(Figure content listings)
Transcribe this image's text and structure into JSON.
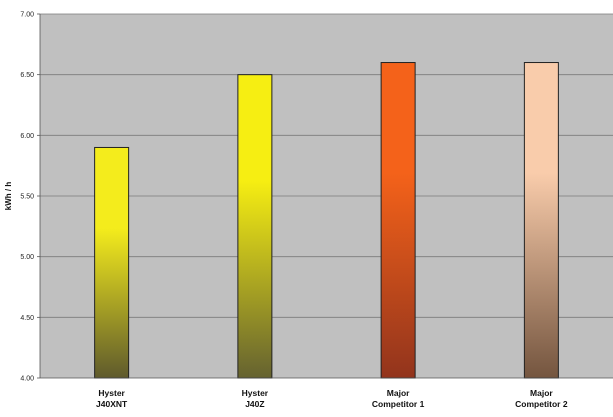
{
  "chart_data": {
    "type": "bar",
    "categories": [
      [
        "Hyster",
        "J40XNT"
      ],
      [
        "Hyster",
        "J40Z"
      ],
      [
        "Major",
        "Competitor 1"
      ],
      [
        "Major",
        "Competitor 2"
      ]
    ],
    "values": [
      5.9,
      6.5,
      6.6,
      6.6
    ],
    "title": "",
    "xlabel": "",
    "ylabel": "kWh / h",
    "ylim": [
      4.0,
      7.0
    ],
    "yticks": [
      "4.00",
      "4.50",
      "5.00",
      "5.50",
      "6.00",
      "6.50",
      "7.00"
    ],
    "grid": true,
    "legend": "none",
    "colors": {
      "plot_background": "#c0c0c0",
      "gridline": "#7a7a7a",
      "bar_gradients": [
        [
          "#f4ec1c",
          "#5f5a2c"
        ],
        [
          "#f6ee12",
          "#656230"
        ],
        [
          "#f4621a",
          "#92341c"
        ],
        [
          "#f9ccab",
          "#74553f"
        ]
      ]
    }
  }
}
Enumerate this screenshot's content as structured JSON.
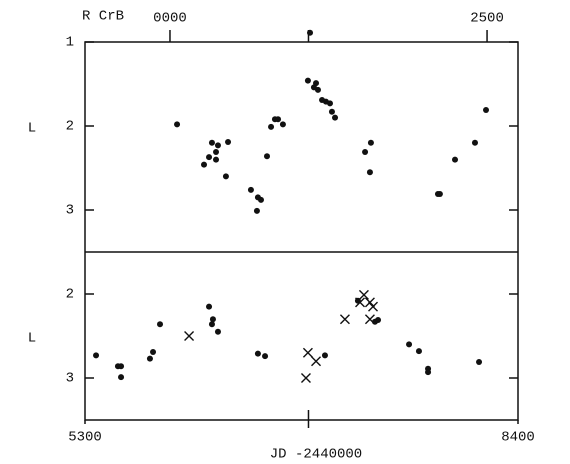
{
  "chart_data": [
    {
      "type": "scatter",
      "title": "R CrB",
      "ylabel": "L",
      "xlim": [
        5300,
        8400
      ],
      "ylim": [
        1,
        3.5
      ],
      "y_inverted": true,
      "yticks": [
        1,
        2,
        3
      ],
      "x2lim": [
        -670,
        2744
      ],
      "x2ticks": [
        {
          "value": 0,
          "label": "0000"
        },
        2500
      ],
      "minor_xticks": [
        6900
      ],
      "series": [
        {
          "marker": "dot",
          "color": "#111111",
          "x": [
            5959,
            6152,
            6188,
            6209,
            6238,
            6252,
            6238,
            6309,
            6324,
            6488,
            6531,
            6538,
            6560,
            6603,
            6632,
            6660,
            6682,
            6717,
            6911,
            6896,
            6954,
            6968,
            6939,
            6997,
            7025,
            7054,
            7068,
            7090,
            7305,
            7347,
            7340,
            7827,
            7841,
            7949,
            8092,
            8171
          ],
          "values": [
            1.98,
            2.46,
            2.37,
            2.2,
            2.31,
            2.23,
            2.4,
            2.6,
            2.19,
            2.76,
            3.01,
            2.85,
            2.88,
            2.36,
            2.01,
            1.92,
            1.92,
            1.98,
            0.89,
            1.46,
            1.49,
            1.57,
            1.54,
            1.69,
            1.71,
            1.73,
            1.83,
            1.9,
            2.31,
            2.2,
            2.55,
            2.81,
            2.81,
            2.4,
            2.2,
            1.81
          ]
        }
      ]
    },
    {
      "type": "scatter",
      "ylabel": "L",
      "xlabel": "JD -2440000",
      "xlim": [
        5300,
        8400
      ],
      "xticks": [
        5300,
        8400
      ],
      "minor_xticks": [
        6900
      ],
      "ylim": [
        1.5,
        3.5
      ],
      "y_inverted": true,
      "yticks": [
        2,
        3
      ],
      "series": [
        {
          "marker": "dot",
          "color": "#111111",
          "x": [
            5379,
            5536,
            5558,
            5558,
            5765,
            5787,
            5837,
            6188,
            6209,
            6216,
            6252,
            6538,
            6589,
            7018,
            7254,
            7376,
            7398,
            7620,
            7691,
            7756,
            7756,
            8121
          ],
          "values": [
            2.73,
            2.86,
            2.86,
            2.99,
            2.77,
            2.69,
            2.36,
            2.15,
            2.36,
            2.3,
            2.45,
            2.71,
            2.74,
            2.73,
            2.08,
            2.33,
            2.31,
            2.6,
            2.68,
            2.89,
            2.93,
            2.81
          ]
        },
        {
          "marker": "x",
          "color": "#111111",
          "x": [
            6045,
            6896,
            6954,
            6882,
            7161,
            7269,
            7297,
            7340,
            7362,
            7340
          ],
          "values": [
            2.5,
            2.7,
            2.8,
            3.0,
            2.3,
            2.1,
            2.01,
            2.1,
            2.15,
            2.3
          ]
        }
      ]
    }
  ]
}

▶ **TASK TO COMPLETE**
Gather, from the listing above, every line carrying the word "JSON".

▶ **FULL RESPONSE**
Transcribe this image's text and structure into JSON.
Enumerate this screenshot's content as structured JSON.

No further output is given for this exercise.